• [Task instructions]: Repeat each entry exactly and drop the pictures.

• [Data for the task]:
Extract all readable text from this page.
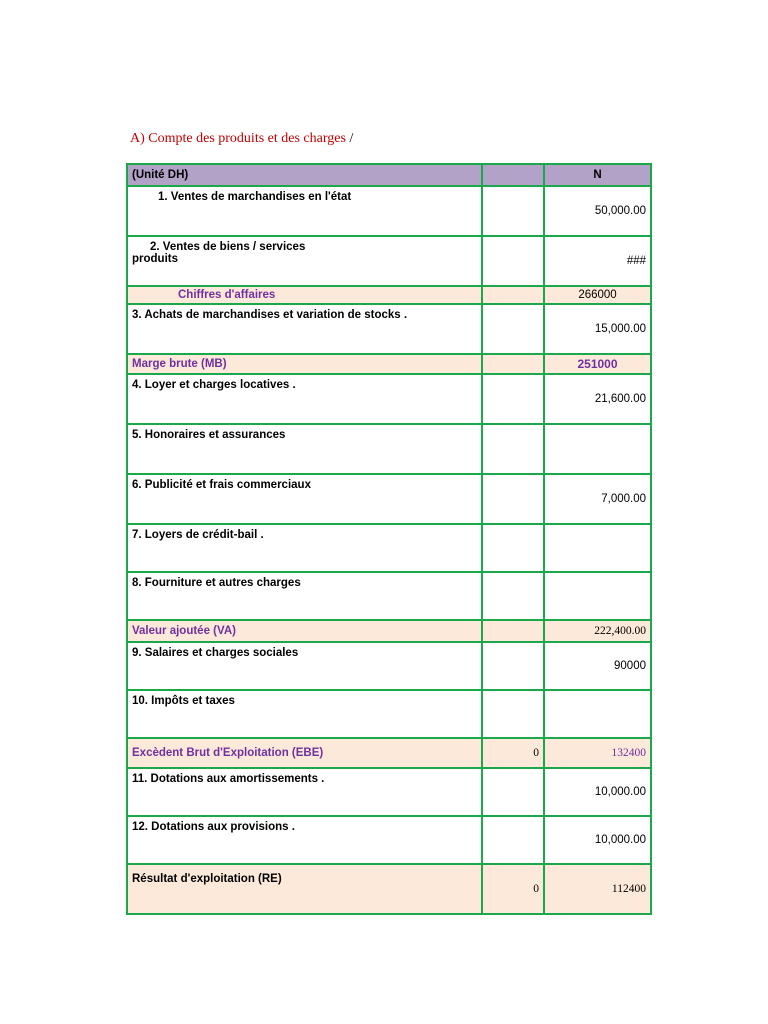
A) Compte des produits et des charges /
(Unité DH)		N

1. Ventes de marchandises en l'état		50,000.00

2. Ventes de biens / services
produits		###
Chiffres d'affaires		266000

3. Achats de marchandises et variation de stocks .		15,000.00
Marge brute (MB)		251000

4. Loyer et charges locatives .		21,600.00

5. Honoraires et assurances		

6. Publicité et frais commerciaux		7,000.00

7. Loyers de crédit-bail .		

8. Fourniture et autres charges		

Valeur ajoutée (VA)		222,400.00

9. Salaires et charges sociales		90000

10. Impôts et taxes		

Excèdent Brut d'Exploitation (EBE)	0	132400

11. Dotations aux amortissements .		10,000.00

12. Dotations aux provisions .		10,000.00

Résultat d'exploitation (RE)	0	112400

• [Answer to this task]:
Extract all readable text from this page.
A) Compte des produits et des charges /
(Unité DH)		N

1. Ventes de marchandises en l'état		50,000.00

2. Ventes de biens / services
produits		###
Chiffres d'affaires		266000

3. Achats de marchandises et variation de stocks .		15,000.00
Marge brute (MB)		251000

4. Loyer et charges locatives .		21,600.00

5. Honoraires et assurances		

6. Publicité et frais commerciaux		7,000.00

7. Loyers de crédit-bail .		

8. Fourniture et autres charges		

Valeur ajoutée (VA)		222,400.00

9. Salaires et charges sociales		90000

10. Impôts et taxes		

Excèdent Brut d'Exploitation (EBE)	0	132400

11. Dotations aux amortissements .		10,000.00

12. Dotations aux provisions .		10,000.00

Résultat d'exploitation (RE)	0	112400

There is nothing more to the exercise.